■ Stated task
Count the lines containing "police". Give the number alone.

○ ○ ○ ○

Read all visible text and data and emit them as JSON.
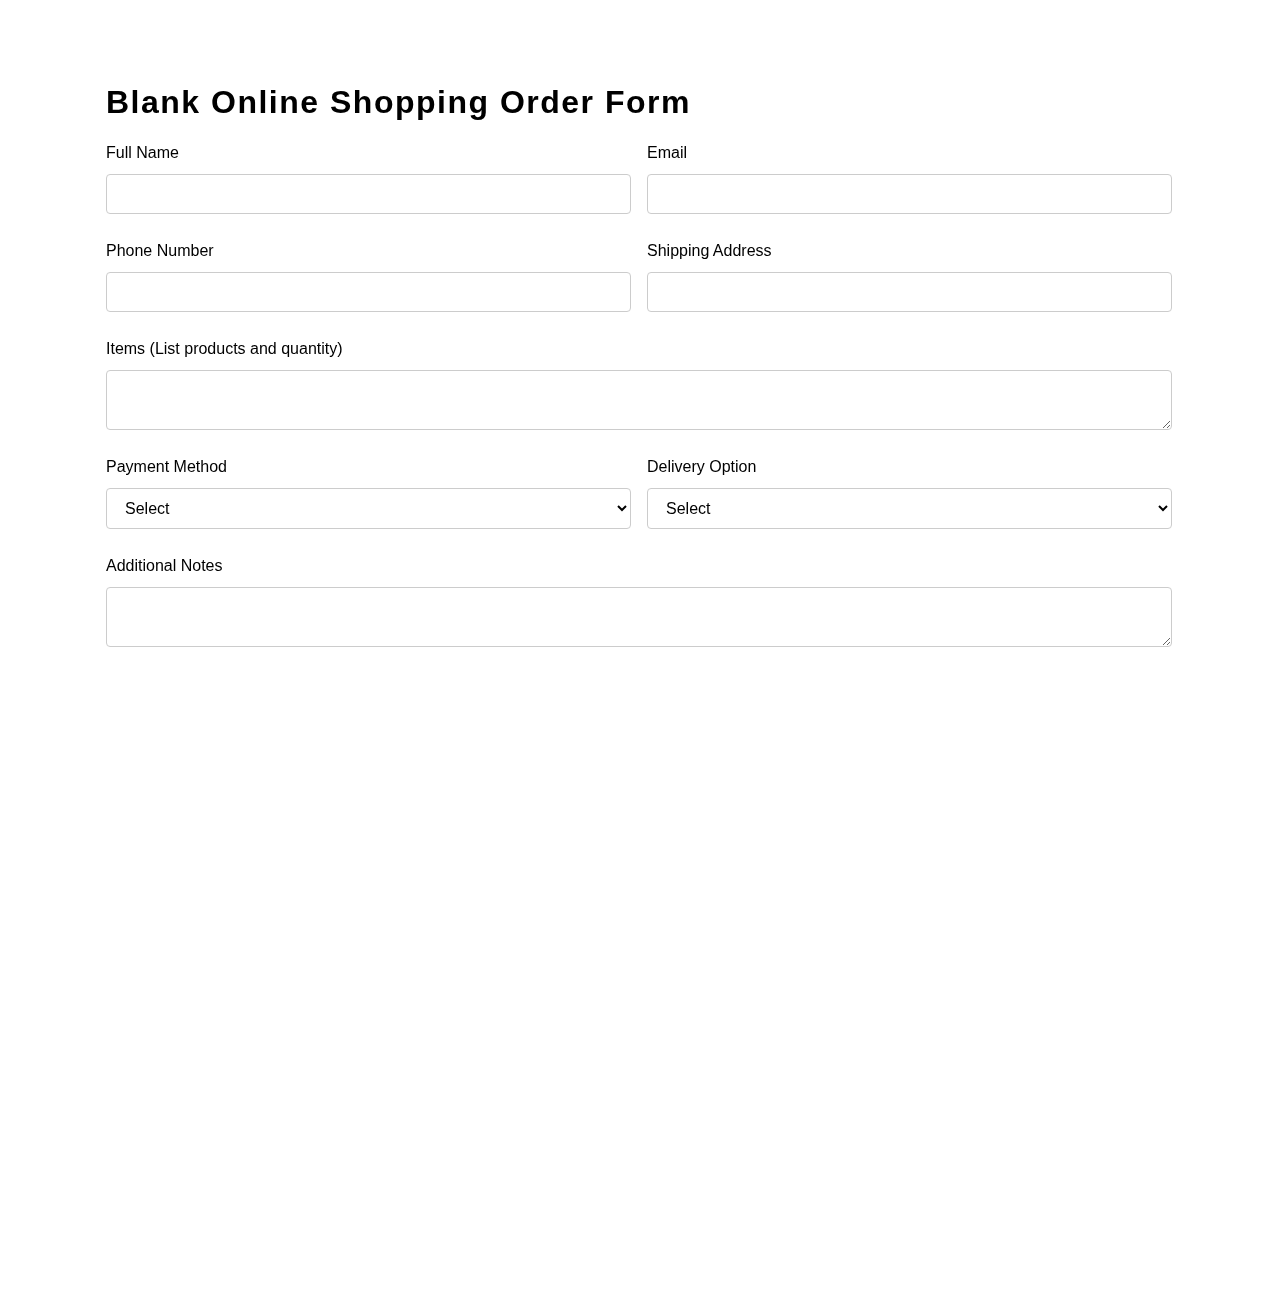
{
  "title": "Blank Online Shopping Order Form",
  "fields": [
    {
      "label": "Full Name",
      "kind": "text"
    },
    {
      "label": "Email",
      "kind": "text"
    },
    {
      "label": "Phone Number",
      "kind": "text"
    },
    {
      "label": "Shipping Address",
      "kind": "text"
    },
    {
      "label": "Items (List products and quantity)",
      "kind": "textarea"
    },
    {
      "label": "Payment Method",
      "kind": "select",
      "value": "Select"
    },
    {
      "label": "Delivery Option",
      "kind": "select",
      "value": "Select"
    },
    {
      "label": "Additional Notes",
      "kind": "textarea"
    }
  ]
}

○ ○ ○ ○

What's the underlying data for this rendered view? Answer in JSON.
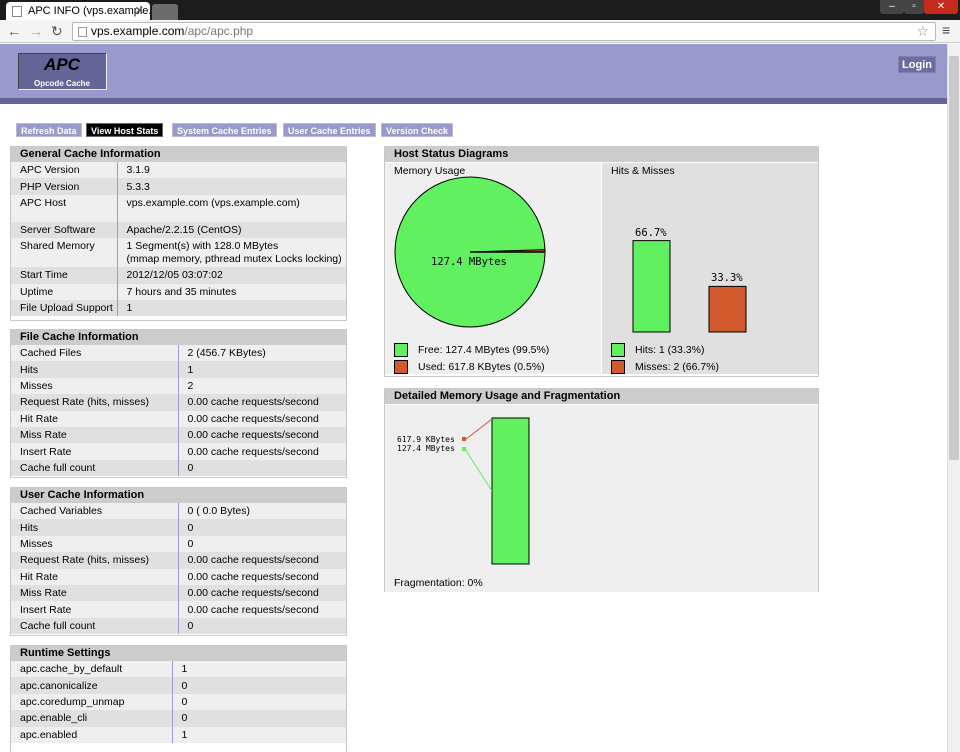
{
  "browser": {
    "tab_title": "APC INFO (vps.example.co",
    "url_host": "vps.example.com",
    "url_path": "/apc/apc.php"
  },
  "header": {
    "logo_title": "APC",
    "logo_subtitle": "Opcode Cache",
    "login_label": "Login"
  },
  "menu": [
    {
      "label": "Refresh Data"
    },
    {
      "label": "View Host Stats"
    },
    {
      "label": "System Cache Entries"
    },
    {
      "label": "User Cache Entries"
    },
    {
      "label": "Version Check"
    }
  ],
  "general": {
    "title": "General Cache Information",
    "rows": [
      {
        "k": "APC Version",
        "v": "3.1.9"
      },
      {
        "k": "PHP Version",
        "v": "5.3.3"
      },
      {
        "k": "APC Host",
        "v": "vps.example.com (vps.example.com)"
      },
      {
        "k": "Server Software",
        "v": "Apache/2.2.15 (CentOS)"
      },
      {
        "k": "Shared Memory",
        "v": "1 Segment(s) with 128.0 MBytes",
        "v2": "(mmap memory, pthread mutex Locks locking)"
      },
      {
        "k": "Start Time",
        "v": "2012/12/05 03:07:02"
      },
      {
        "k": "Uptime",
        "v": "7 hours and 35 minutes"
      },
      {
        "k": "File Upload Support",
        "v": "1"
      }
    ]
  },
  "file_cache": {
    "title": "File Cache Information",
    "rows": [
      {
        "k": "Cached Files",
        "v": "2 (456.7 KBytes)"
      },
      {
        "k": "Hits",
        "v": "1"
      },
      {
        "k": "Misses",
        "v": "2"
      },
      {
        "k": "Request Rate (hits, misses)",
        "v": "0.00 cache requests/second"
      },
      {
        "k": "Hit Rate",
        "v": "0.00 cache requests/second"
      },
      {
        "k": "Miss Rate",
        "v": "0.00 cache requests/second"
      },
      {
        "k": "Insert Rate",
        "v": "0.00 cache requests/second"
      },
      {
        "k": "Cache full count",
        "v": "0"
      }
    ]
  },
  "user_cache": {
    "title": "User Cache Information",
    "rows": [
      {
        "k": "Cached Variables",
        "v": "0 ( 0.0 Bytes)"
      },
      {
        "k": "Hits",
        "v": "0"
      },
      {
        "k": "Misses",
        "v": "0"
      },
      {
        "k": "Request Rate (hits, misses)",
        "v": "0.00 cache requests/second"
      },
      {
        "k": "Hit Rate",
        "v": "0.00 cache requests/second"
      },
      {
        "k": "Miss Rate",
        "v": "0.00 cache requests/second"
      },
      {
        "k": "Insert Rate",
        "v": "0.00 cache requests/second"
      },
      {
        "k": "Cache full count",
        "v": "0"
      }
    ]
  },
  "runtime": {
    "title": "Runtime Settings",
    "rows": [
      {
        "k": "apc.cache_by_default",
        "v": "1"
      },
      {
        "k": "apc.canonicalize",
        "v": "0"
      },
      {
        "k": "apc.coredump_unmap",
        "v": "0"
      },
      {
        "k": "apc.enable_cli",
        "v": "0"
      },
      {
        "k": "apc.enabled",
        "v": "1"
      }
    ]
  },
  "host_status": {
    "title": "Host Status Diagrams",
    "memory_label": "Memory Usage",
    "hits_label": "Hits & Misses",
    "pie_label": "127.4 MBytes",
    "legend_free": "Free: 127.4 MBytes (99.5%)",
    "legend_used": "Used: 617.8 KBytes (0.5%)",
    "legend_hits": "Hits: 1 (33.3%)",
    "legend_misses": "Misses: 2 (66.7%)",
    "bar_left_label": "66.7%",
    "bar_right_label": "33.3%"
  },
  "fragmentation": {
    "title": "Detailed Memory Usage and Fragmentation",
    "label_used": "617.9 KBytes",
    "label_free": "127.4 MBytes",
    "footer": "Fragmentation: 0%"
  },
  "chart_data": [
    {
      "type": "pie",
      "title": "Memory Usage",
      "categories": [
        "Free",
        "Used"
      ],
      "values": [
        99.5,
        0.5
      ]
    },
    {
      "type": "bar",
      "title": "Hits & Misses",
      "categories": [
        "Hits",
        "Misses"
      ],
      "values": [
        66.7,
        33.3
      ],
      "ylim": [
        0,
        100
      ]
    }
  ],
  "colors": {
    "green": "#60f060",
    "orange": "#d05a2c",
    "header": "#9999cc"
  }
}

○ ○ ○ ○

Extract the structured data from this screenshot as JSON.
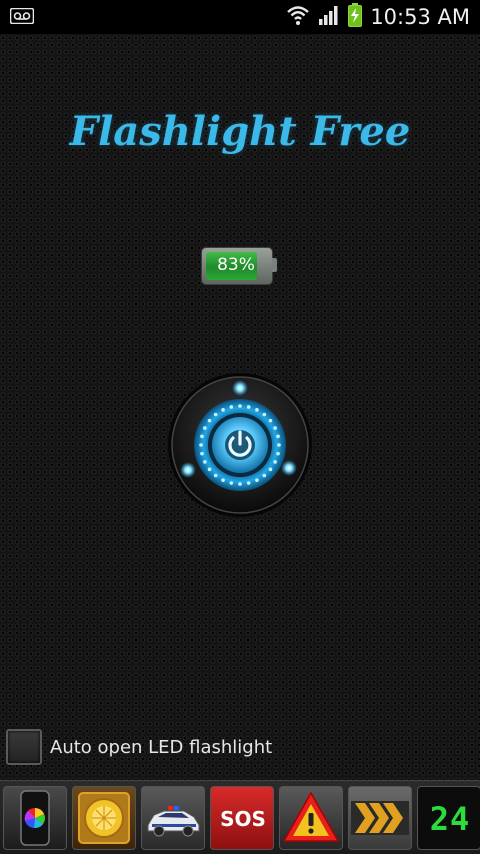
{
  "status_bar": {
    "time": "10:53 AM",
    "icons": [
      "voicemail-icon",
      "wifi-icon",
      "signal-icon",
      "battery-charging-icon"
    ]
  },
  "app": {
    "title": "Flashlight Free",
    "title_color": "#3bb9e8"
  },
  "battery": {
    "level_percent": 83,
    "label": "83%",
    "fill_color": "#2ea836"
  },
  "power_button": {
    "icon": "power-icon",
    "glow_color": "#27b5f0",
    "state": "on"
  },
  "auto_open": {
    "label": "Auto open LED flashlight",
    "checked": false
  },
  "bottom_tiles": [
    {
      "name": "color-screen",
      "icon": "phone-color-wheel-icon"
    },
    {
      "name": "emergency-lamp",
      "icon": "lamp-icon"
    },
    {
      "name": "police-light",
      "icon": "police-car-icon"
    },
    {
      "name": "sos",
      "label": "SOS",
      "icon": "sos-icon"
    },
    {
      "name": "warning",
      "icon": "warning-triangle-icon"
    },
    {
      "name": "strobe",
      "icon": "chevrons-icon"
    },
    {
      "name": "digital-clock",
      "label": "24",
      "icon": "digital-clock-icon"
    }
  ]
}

○ ○ ○ ○

■ Response below
2